Stated problem:
Please output as a JSON list of strings the lines of the items starting at the line that contains "Patent image size: (918, 742)." and ending at the line that contains "The top opening 118 is at (458, 342).", one string per line, with blank lines left out.

Some items:
* * * *
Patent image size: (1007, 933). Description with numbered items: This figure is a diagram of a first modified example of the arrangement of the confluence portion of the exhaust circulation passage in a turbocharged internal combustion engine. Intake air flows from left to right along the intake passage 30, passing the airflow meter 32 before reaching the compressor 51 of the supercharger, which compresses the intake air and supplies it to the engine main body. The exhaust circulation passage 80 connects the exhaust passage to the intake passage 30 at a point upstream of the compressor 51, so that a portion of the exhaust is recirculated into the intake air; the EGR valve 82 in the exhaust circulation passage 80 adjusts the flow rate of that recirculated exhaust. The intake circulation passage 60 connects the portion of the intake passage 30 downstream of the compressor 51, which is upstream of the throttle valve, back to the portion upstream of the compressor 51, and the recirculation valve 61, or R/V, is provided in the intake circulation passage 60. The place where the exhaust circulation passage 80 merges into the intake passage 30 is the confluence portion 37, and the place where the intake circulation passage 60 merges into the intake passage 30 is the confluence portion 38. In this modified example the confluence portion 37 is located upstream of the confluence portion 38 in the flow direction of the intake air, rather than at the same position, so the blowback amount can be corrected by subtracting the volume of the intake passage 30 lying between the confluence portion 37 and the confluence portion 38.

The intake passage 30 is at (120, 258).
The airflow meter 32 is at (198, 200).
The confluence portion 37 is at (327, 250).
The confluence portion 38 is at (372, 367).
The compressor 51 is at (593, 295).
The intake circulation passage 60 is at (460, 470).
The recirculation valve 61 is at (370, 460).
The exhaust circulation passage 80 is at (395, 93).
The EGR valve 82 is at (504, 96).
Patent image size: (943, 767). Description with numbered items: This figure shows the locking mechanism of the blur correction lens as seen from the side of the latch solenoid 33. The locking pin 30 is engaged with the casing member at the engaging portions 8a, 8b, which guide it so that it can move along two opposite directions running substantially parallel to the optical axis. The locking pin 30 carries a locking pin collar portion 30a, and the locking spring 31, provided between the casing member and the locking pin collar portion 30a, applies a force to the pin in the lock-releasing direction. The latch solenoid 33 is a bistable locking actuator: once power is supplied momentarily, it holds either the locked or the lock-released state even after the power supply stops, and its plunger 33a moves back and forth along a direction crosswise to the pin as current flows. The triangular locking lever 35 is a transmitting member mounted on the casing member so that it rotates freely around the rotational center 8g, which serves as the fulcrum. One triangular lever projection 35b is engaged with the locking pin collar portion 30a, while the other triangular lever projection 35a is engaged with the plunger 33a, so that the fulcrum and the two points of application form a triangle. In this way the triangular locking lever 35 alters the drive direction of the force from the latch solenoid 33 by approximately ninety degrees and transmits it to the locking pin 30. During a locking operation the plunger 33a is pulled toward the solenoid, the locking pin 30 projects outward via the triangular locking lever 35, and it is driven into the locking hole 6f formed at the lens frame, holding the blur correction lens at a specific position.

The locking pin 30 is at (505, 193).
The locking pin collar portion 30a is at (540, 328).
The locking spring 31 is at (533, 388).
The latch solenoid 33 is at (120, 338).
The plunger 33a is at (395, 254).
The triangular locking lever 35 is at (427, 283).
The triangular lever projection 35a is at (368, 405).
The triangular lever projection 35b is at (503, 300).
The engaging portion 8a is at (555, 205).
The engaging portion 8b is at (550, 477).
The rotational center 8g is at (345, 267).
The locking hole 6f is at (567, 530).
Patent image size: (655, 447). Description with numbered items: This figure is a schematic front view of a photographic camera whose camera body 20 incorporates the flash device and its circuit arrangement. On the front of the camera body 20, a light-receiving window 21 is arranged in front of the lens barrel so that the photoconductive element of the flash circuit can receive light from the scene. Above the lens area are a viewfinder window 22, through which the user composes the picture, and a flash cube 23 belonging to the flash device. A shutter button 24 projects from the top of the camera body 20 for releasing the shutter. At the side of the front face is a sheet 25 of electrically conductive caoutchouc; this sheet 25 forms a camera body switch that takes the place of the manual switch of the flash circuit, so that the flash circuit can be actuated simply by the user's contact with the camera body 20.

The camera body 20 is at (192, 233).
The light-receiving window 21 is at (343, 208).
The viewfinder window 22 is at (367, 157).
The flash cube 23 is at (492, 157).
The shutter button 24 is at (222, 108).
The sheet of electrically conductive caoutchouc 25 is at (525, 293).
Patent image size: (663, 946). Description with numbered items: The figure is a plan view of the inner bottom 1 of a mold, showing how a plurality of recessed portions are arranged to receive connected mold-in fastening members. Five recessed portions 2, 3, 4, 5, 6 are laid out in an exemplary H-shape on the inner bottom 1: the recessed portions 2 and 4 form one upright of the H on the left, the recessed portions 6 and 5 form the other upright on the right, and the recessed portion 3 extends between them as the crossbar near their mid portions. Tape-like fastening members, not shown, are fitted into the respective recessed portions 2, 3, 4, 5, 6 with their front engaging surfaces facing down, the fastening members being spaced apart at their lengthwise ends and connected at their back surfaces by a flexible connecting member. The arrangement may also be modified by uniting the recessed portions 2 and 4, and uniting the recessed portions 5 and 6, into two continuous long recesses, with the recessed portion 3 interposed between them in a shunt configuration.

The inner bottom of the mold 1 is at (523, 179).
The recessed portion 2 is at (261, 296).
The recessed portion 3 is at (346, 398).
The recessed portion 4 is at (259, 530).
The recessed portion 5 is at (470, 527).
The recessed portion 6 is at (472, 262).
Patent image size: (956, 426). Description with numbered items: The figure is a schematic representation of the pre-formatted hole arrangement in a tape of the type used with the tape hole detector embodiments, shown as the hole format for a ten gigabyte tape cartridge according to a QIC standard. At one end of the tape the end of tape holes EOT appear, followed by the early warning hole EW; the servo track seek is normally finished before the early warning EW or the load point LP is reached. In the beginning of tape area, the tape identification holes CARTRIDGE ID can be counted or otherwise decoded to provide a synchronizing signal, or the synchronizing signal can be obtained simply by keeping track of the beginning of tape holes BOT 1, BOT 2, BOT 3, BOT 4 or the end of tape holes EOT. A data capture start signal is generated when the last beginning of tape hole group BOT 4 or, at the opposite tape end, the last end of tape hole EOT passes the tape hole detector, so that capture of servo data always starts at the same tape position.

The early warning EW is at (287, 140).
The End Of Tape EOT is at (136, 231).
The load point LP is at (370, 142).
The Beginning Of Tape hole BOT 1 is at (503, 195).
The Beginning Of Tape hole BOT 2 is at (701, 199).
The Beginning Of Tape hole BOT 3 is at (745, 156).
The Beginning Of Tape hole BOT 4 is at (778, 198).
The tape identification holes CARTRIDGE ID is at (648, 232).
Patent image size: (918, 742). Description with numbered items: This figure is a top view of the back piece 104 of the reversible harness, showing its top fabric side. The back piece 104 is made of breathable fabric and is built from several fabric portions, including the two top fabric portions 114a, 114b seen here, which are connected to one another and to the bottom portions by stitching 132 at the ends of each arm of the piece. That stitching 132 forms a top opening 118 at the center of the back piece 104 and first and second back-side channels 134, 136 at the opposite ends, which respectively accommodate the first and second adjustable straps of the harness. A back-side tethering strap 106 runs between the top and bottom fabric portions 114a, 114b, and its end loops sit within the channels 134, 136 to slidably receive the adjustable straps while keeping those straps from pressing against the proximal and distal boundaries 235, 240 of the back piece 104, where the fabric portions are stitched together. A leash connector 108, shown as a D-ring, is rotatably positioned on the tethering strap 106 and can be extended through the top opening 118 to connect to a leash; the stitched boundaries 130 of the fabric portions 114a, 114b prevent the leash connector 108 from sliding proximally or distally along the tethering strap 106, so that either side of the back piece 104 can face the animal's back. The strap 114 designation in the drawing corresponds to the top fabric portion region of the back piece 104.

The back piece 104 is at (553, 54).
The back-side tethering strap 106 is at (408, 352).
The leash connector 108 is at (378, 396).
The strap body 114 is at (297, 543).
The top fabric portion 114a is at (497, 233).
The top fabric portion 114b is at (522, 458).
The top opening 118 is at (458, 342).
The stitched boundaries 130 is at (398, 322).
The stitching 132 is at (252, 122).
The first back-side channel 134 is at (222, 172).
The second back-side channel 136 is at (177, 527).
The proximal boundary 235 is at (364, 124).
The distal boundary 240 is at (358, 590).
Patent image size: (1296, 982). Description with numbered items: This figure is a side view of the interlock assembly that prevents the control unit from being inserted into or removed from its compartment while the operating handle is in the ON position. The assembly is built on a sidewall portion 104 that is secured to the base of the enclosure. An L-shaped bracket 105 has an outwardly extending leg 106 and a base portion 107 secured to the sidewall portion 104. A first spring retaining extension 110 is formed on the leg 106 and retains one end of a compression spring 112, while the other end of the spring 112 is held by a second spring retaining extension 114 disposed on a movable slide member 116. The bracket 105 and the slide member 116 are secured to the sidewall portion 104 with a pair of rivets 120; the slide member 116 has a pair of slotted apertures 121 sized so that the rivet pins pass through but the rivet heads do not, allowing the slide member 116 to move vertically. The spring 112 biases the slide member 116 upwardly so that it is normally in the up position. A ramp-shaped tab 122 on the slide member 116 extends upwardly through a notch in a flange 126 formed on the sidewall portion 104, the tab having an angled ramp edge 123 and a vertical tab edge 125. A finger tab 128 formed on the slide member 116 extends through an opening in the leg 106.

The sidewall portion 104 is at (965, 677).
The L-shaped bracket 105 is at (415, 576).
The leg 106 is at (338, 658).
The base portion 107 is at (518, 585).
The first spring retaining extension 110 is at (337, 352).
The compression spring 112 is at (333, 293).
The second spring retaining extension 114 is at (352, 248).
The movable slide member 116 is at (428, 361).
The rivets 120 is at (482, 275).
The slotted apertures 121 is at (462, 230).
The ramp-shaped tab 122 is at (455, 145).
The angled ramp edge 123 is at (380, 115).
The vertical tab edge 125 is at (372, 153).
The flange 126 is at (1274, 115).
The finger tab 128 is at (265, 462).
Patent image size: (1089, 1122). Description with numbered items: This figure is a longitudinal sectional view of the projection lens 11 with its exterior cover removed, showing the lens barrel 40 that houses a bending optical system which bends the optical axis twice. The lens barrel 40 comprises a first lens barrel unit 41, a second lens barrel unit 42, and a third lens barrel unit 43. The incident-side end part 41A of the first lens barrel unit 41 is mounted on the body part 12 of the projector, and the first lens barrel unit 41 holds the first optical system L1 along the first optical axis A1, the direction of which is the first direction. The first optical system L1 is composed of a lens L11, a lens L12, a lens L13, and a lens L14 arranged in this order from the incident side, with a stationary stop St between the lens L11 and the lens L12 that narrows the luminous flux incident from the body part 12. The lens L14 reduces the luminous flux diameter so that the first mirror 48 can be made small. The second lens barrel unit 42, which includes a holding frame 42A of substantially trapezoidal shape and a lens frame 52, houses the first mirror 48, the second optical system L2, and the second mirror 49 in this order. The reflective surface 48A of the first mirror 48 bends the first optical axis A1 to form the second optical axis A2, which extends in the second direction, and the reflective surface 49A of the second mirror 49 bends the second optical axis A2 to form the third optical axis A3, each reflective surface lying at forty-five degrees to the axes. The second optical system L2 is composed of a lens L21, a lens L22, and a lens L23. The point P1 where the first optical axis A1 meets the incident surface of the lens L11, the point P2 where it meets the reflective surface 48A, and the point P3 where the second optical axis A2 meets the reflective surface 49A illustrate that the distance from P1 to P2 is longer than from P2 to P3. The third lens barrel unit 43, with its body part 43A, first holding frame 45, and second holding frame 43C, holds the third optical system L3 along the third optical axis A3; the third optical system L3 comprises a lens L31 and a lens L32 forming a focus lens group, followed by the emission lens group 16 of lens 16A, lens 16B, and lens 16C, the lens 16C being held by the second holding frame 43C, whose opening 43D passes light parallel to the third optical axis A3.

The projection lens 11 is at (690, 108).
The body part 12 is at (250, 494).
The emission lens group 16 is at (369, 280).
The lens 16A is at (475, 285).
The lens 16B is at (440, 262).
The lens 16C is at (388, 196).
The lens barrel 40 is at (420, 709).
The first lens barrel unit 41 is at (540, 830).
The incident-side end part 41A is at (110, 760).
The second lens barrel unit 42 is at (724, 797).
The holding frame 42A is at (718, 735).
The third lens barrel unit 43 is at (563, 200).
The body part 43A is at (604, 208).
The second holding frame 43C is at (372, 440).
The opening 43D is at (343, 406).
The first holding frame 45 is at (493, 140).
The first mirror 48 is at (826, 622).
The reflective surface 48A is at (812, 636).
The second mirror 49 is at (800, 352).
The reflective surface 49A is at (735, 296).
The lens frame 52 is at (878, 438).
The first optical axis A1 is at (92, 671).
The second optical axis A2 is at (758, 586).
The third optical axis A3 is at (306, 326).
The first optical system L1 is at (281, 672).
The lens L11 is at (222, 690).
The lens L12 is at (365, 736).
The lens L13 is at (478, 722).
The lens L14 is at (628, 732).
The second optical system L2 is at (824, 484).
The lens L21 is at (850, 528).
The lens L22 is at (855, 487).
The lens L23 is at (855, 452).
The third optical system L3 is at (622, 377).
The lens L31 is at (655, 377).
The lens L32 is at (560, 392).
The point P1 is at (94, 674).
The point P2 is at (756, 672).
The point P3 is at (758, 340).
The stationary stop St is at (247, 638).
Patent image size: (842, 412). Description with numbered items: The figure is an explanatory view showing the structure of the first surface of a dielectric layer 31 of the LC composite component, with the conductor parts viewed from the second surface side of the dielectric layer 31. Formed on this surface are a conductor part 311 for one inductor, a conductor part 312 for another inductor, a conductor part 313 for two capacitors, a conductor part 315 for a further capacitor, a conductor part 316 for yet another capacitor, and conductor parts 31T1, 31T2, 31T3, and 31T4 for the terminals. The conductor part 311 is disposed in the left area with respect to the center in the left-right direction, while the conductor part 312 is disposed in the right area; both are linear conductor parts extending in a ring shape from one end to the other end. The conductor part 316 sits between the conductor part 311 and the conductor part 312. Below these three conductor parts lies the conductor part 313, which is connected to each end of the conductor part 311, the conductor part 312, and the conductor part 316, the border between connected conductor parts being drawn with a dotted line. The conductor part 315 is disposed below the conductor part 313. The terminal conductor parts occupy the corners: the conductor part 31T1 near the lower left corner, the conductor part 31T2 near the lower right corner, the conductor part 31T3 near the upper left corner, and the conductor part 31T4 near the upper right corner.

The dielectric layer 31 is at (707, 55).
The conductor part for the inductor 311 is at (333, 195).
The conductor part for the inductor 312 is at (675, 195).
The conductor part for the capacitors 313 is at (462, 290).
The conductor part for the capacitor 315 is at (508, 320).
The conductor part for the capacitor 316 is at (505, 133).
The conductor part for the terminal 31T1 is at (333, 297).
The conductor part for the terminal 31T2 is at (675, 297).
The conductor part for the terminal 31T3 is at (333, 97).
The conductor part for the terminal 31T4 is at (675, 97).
* * * *
Answer to the problem:
[
  "Patent image size: (918, 742). Description with numbered items: This figure is a top view of the back piece 104 of the reversible harness, showing its top fabric side. The back piece 104 is made of breathable fabric and is built from several fabric portions, including the two top fabric portions 114a, 114b seen here, which are connected to one another and to the bottom portions by stitching 132 at the ends of each arm of the piece. That stitching 132 forms a top opening 118 at the center of the back piece 104 and first and second back-side channels 134, 136 at the opposite ends, which respectively accommodate the first and second adjustable straps of the harness. A back-side tethering strap 106 runs between the top and bottom fabric portions 114a, 114b, and its end loops sit within the channels 134, 136 to slidably receive the adjustable straps while keeping those straps from pressing against the proximal and distal boundaries 235, 240 of the back piece 104, where the fabric portions are stitched together. A leash connector 108, shown as a D-ring, is rotatably positioned on the tethering strap 106 and can be extended through the top opening 118 to connect to a leash; the stitched boundaries 130 of the fabric portions 114a, 114b prevent the leash connector 108 from sliding proximally or distally along the tethering strap 106, so that either side of the back piece 104 can face the animal's back. The strap 114 designation in the drawing corresponds to the top fabric portion region of the back piece 104.",
  "The back piece 104 is at (553, 54).",
  "The back-side tethering strap 106 is at (408, 352).",
  "The leash connector 108 is at (378, 396).",
  "The strap body 114 is at (297, 543).",
  "The top fabric portion 114a is at (497, 233).",
  "The top fabric portion 114b is at (522, 458).",
  "The top opening 118 is at (458, 342)."
]